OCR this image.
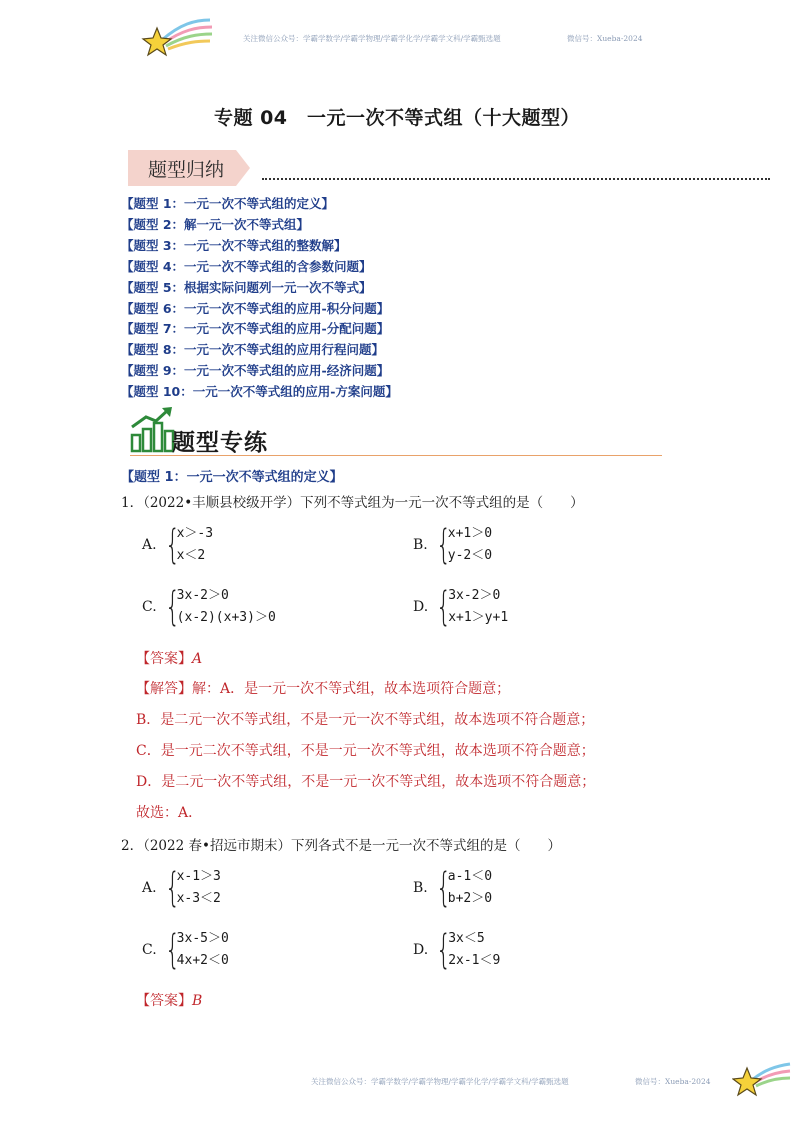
关注微信公众号：学霸学数学/学霸学物理/学霸学化学/学霸学文科/学霸甄选题	微信号：Xueba-2024
专题 04　一元一次不等式组（十大题型）
题型归纳
【题型 1：一元一次不等式组的定义】
【题型 2：解一元一次不等式组】
【题型 3：一元一次不等式组的整数解】
【题型 4：一元一次不等式组的含参数问题】
【题型 5：根据实际问题列一元一次不等式】
【题型 6：一元一次不等式组的应用-积分问题】
【题型 7：一元一次不等式组的应用-分配问题】
【题型 8：一元一次不等式组的应用行程问题】
【题型 9：一元一次不等式组的应用-经济问题】
【题型 10：一元一次不等式组的应用-方案问题】
题型专练
【题型 1：一元一次不等式组的定义】
1．（2022•丰顺县校级开学）下列不等式组为一元一次不等式组的是（　　）
A. {
x＞-3
x＜2
B. {
x+1＞0
y-2＜0
C. {
3x-2＞0
(x-2)(x+3)＞0
D. {
3x-2＞0
x+1＞y+1
【答案】A
【解答】解：A．是一元一次不等式组，故本选项符合题意；
B．是二元一次不等式组，不是一元一次不等式组，故本选项不符合题意；
C．是一元二次不等式组，不是一元一次不等式组，故本选项不符合题意；
D．是二元一次不等式组，不是一元一次不等式组，故本选项不符合题意；
故选：A．
2．（2022 春•招远市期末）下列各式不是一元一次不等式组的是（　　）
A. {
x-1＞3
x-3＜2
B. {
a-1＜0
b+2＞0
C. {
3x-5＞0
4x+2＜0
D. {
3x＜5
2x-1＜9
【答案】B
关注微信公众号：学霸学数学/学霸学物理/学霸学化学/学霸学文科/学霸甄选题	微信号：Xueba-2024
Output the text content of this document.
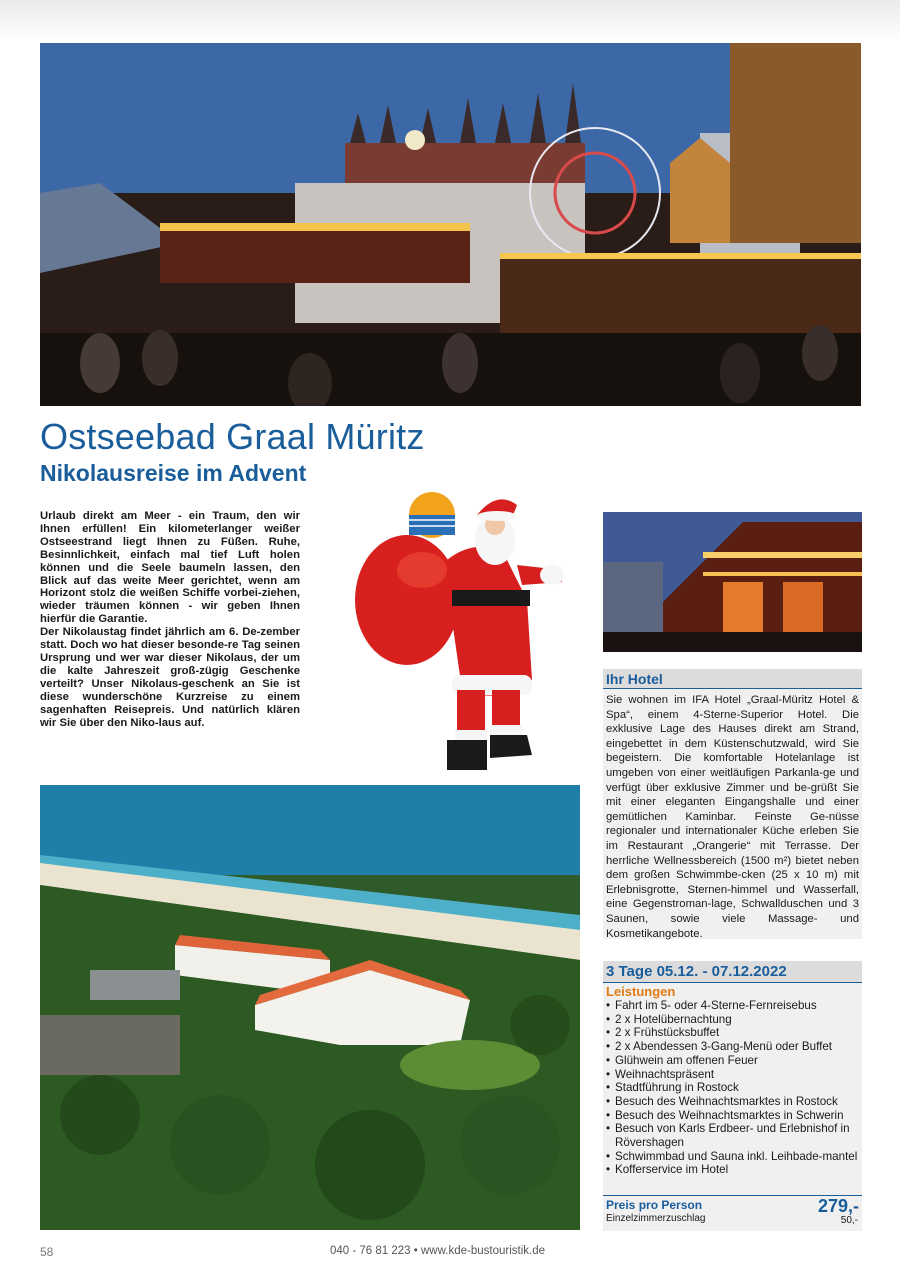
Ostseebad Graal Müritz
Nikolausreise im Advent

Urlaub direkt am Meer - ein Traum, den wir Ihnen erfüllen! Ein kilometerlanger weißer Ostseestrand liegt Ihnen zu Füßen. Ruhe, Besinnlichkeit, einfach mal tief Luft holen können und die Seele baumeln lassen, den Blick auf das weite Meer gerichtet, wenn am Horizont stolz die weißen Schiffe vorbei-ziehen, wieder träumen können - wir geben Ihnen hierfür die Garantie.

Der Nikolaustag findet jährlich am 6. De-zember statt. Doch wo hat dieser besonde-re Tag seinen Ursprung und wer war dieser Nikolaus, der um die kalte Jahreszeit groß-zügig Geschenke verteilt? Unser Nikolaus-geschenk an Sie ist diese wunderschöne Kurzreise zu einem sagenhaften Reisepreis. Und natürlich klären wir Sie über den Niko-laus auf.

Ihr Hotel
Sie wohnen im IFA Hotel „Graal-Müritz Hotel & Spa“, einem 4-Sterne-Superior Hotel. Die exklusive Lage des Hauses direkt am Strand, eingebettet in dem Küstenschutzwald, wird Sie begeistern. Die komfortable Hotelanlage ist umgeben von einer weitläufigen Parkanla-ge und verfügt über exklusive Zimmer und be-grüßt Sie mit einer eleganten Eingangshalle und einer gemütlichen Kaminbar. Feinste Ge-nüsse regionaler und internationaler Küche erleben Sie im Restaurant „Orangerie“ mit Terrasse. Der herrliche Wellnessbereich (1500 m²) bietet neben dem großen Schwimmbe-cken (25 x 10 m) mit Erlebnisgrotte, Sternen-himmel und Wasserfall, eine Gegenstroman-lage, Schwallduschen und 3 Saunen, sowie viele Massage- und Kosmetikangebote.
3 Tage 05.12. - 07.12.2022
Leistungen
• Fahrt im 5- oder 4-Sterne-Fernreisebus
• 2 x Hotelübernachtung
• 2 x Frühstücksbuffet
• 2 x Abendessen 3-Gang-Menü oder Buffet
• Glühwein am offenen Feuer
• Weihnachtspräsent
• Stadtführung in Rostock
• Besuch des Weihnachtsmarktes in Rostock
• Besuch des Weihnachtsmarktes in Schwerin
• Besuch von Karls Erdbeer- und Erlebnishof in Rövershagen
• Schwimmbad und Sauna inkl. Leihbade-mantel
• Kofferservice im Hotel
Preis pro Person	279,-
Einzelzimmerzuschlag	50,-
58	040 - 76 81 223 • www.kde-bustouristik.de
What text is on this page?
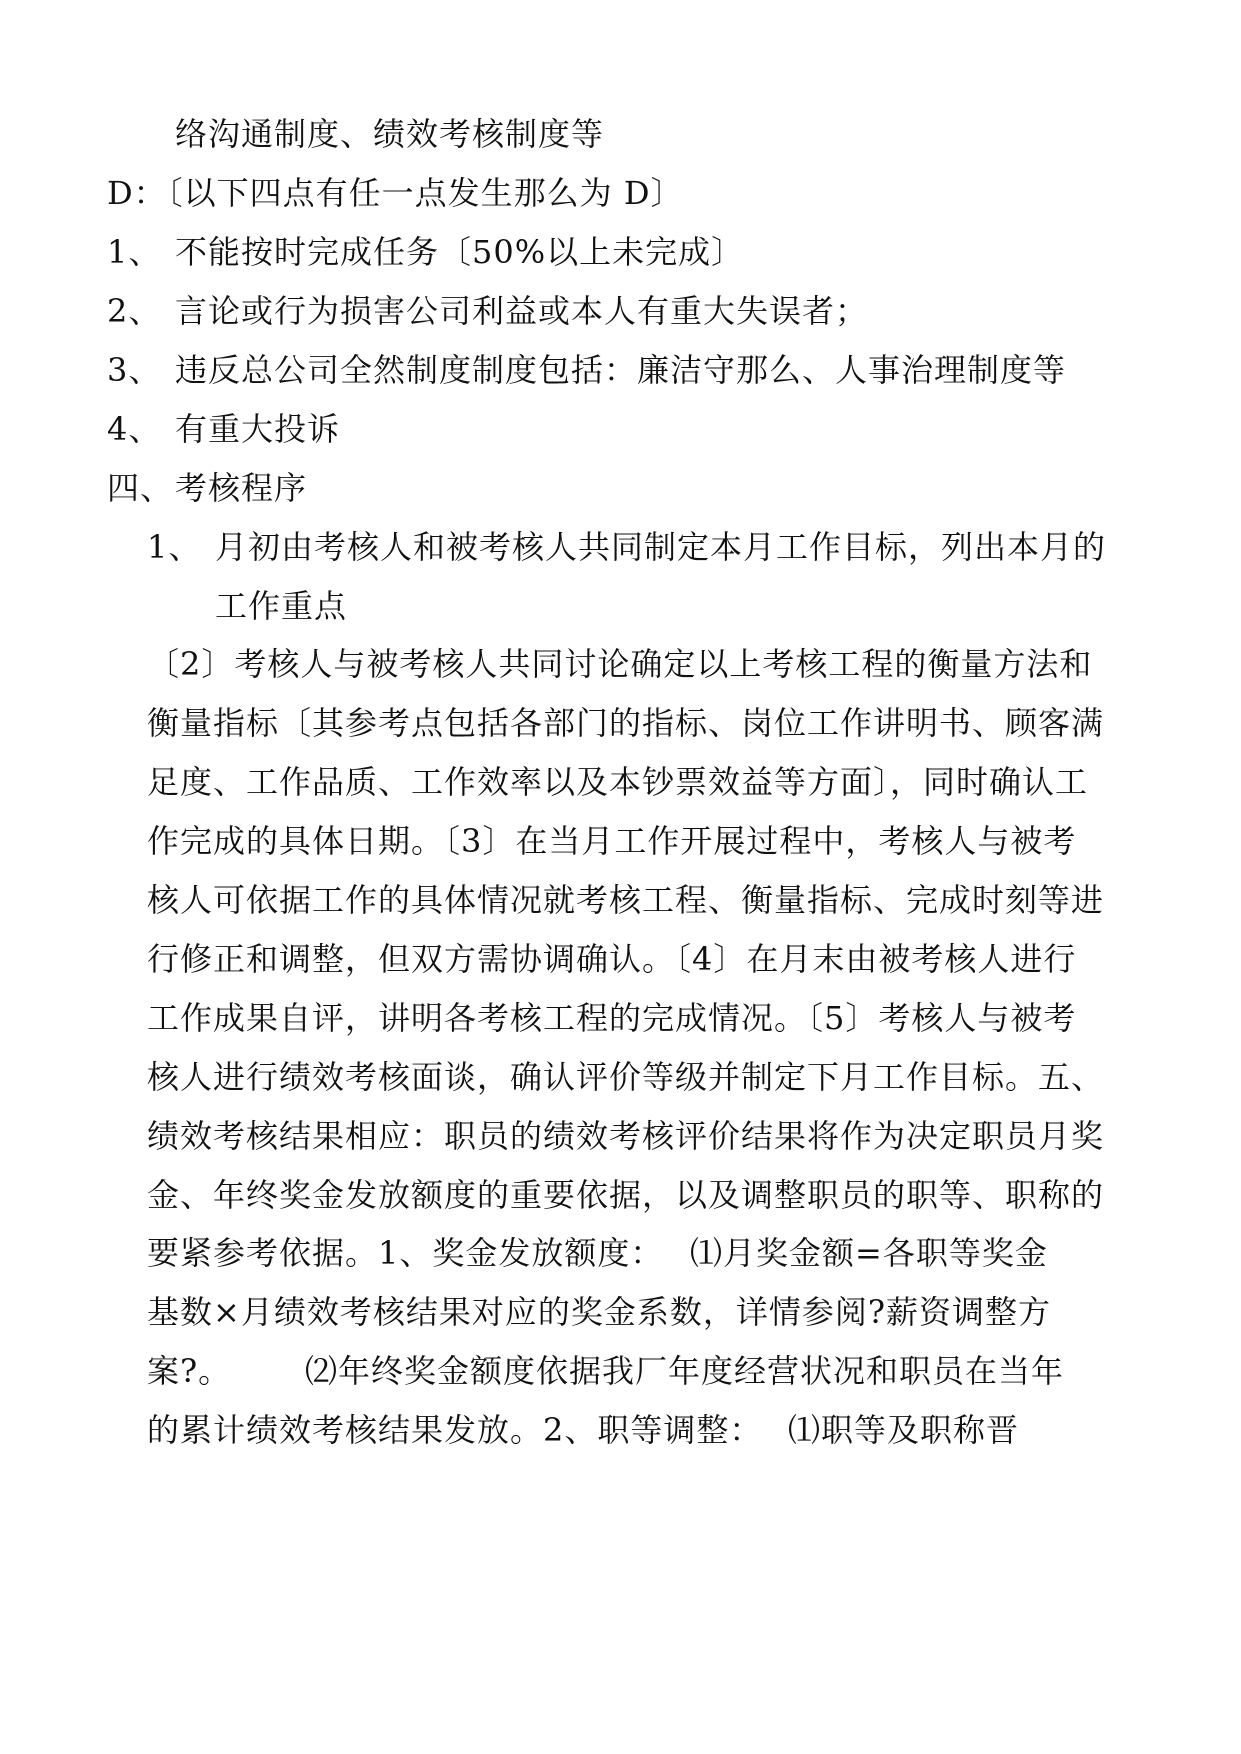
络沟通制度、绩效考核制度等
D：〔以下四点有任一点发生那么为 D〕
1、 不能按时完成任务〔50%以上未完成〕
2、 言论或行为损害公司利益或本人有重大失误者；
3、 违反总公司全然制度制度包括：廉洁守那么、人事治理制度等
4、 有重大投诉
四、 考核程序
1、 月初由考核人和被考核人共同制定本月工作目标，列出本月的
工作重点
〔2〕考核人与被考核人共同讨论确定以上考核工程的衡量方法和
衡量指标〔其参考点包括各部门的指标、岗位工作讲明书、顾客满
足度、工作品质、工作效率以及本钞票效益等方面〕，同时确认工
作完成的具体日期。〔3〕在当月工作开展过程中，考核人与被考
核人可依据工作的具体情况就考核工程、衡量指标、完成时刻等进
行修正和调整，但双方需协调确认。〔4〕在月末由被考核人进行
工作成果自评，讲明各考核工程的完成情况。〔5〕考核人与被考
核人进行绩效考核面谈，确认评价等级并制定下月工作目标。五、
绩效考核结果相应：职员的绩效考核评价结果将作为决定职员月奖
金、年终奖金发放额度的重要依据，以及调整职员的职等、职称的
要紧参考依据。1、奖金发放额度： ⑴月奖金额=各职等奖金
基数×月绩效考核结果对应的奖金系数，详情参阅?薪资调整方
案?。 ⑵年终奖金额度依据我厂年度经营状况和职员在当年
的累计绩效考核结果发放。2、职等调整： ⑴职等及职称晋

■ WRITTEN REQUEST
Each record must be quoted in full and exactly. Do not include the pictures.

■ OUTPUT FOR THIS EXERCISE
OCR this image.
关注微信公众号：学霸学数学/学霸学物理/学霸学化学/学霸学文科/学霸甄选题	微信号：Xueba-2024
专题 04　一元一次不等式组（十大题型）
题型归纳
【题型 1：一元一次不等式组的定义】
【题型 2：解一元一次不等式组】
【题型 3：一元一次不等式组的整数解】
【题型 4：一元一次不等式组的含参数问题】
【题型 5：根据实际问题列一元一次不等式】
【题型 6：一元一次不等式组的应用-积分问题】
【题型 7：一元一次不等式组的应用-分配问题】
【题型 8：一元一次不等式组的应用行程问题】
【题型 9：一元一次不等式组的应用-经济问题】
【题型 10：一元一次不等式组的应用-方案问题】
题型专练
【题型 1：一元一次不等式组的定义】
1．（2022•丰顺县校级开学）下列不等式组为一元一次不等式组的是（　　）
A. {
x＞-3
x＜2
B. {
x+1＞0
y-2＜0
C. {
3x-2＞0
(x-2)(x+3)＞0
D. {
3x-2＞0
x+1＞y+1
【答案】A
【解答】解：A．是一元一次不等式组，故本选项符合题意；
B．是二元一次不等式组，不是一元一次不等式组，故本选项不符合题意；
C．是一元二次不等式组，不是一元一次不等式组，故本选项不符合题意；
D．是二元一次不等式组，不是一元一次不等式组，故本选项不符合题意；
故选：A．
2．（2022 春•招远市期末）下列各式不是一元一次不等式组的是（　　）
A. {
x-1＞3
x-3＜2
B. {
a-1＜0
b+2＞0
C. {
3x-5＞0
4x+2＜0
D. {
3x＜5
2x-1＜9
【答案】B
关注微信公众号：学霸学数学/学霸学物理/学霸学化学/学霸学文科/学霸甄选题	微信号：Xueba-2024
Output the text content of this document.
Ostseebad Graal Müritz
Nikolausreise im Advent

Urlaub direkt am Meer - ein Traum, den wir Ihnen erfüllen! Ein kilometerlanger weißer Ostseestrand liegt Ihnen zu Füßen. Ruhe, Besinnlichkeit, einfach mal tief Luft holen können und die Seele baumeln lassen, den Blick auf das weite Meer gerichtet, wenn am Horizont stolz die weißen Schiffe vorbei-ziehen, wieder träumen können - wir geben Ihnen hierfür die Garantie.

Der Nikolaustag findet jährlich am 6. De-zember statt. Doch wo hat dieser besonde-re Tag seinen Ursprung und wer war dieser Nikolaus, der um die kalte Jahreszeit groß-zügig Geschenke verteilt? Unser Nikolaus-geschenk an Sie ist diese wunderschöne Kurzreise zu einem sagenhaften Reisepreis. Und natürlich klären wir Sie über den Niko-laus auf.

Ihr Hotel
Sie wohnen im IFA Hotel „Graal-Müritz Hotel & Spa“, einem 4-Sterne-Superior Hotel. Die exklusive Lage des Hauses direkt am Strand, eingebettet in dem Küstenschutzwald, wird Sie begeistern. Die komfortable Hotelanlage ist umgeben von einer weitläufigen Parkanla-ge und verfügt über exklusive Zimmer und be-grüßt Sie mit einer eleganten Eingangshalle und einer gemütlichen Kaminbar. Feinste Ge-nüsse regionaler und internationaler Küche erleben Sie im Restaurant „Orangerie“ mit Terrasse. Der herrliche Wellnessbereich (1500 m²) bietet neben dem großen Schwimmbe-cken (25 x 10 m) mit Erlebnisgrotte, Sternen-himmel und Wasserfall, eine Gegenstroman-lage, Schwallduschen und 3 Saunen, sowie viele Massage- und Kosmetikangebote.
3 Tage 05.12. - 07.12.2022
Leistungen
• Fahrt im 5- oder 4-Sterne-Fernreisebus
• 2 x Hotelübernachtung
• 2 x Frühstücksbuffet
• 2 x Abendessen 3-Gang-Menü oder Buffet
• Glühwein am offenen Feuer
• Weihnachtspräsent
• Stadtführung in Rostock
• Besuch des Weihnachtsmarktes in Rostock
• Besuch des Weihnachtsmarktes in Schwerin
• Besuch von Karls Erdbeer- und Erlebnishof in Rövershagen
• Schwimmbad und Sauna inkl. Leihbade-mantel
• Kofferservice im Hotel
Preis pro Person	279,-
Einzelzimmerzuschlag	50,-
58	040 - 76 81 223 • www.kde-bustouristik.de
What text is on this page?
络沟通制度、绩效考核制度等
D：〔以下四点有任一点发生那么为 D〕
1、 不能按时完成任务〔50%以上未完成〕
2、 言论或行为损害公司利益或本人有重大失误者；
3、 违反总公司全然制度制度包括：廉洁守那么、人事治理制度等
4、 有重大投诉
四、 考核程序
1、 月初由考核人和被考核人共同制定本月工作目标，列出本月的
工作重点
〔2〕考核人与被考核人共同讨论确定以上考核工程的衡量方法和
衡量指标〔其参考点包括各部门的指标、岗位工作讲明书、顾客满
足度、工作品质、工作效率以及本钞票效益等方面〕，同时确认工
作完成的具体日期。〔3〕在当月工作开展过程中，考核人与被考
核人可依据工作的具体情况就考核工程、衡量指标、完成时刻等进
行修正和调整，但双方需协调确认。〔4〕在月末由被考核人进行
工作成果自评，讲明各考核工程的完成情况。〔5〕考核人与被考
核人进行绩效考核面谈，确认评价等级并制定下月工作目标。五、
绩效考核结果相应：职员的绩效考核评价结果将作为决定职员月奖
金、年终奖金发放额度的重要依据，以及调整职员的职等、职称的
要紧参考依据。1、奖金发放额度： ⑴月奖金额=各职等奖金
基数×月绩效考核结果对应的奖金系数，详情参阅?薪资调整方
案?。 ⑵年终奖金额度依据我厂年度经营状况和职员在当年
的累计绩效考核结果发放。2、职等调整： ⑴职等及职称晋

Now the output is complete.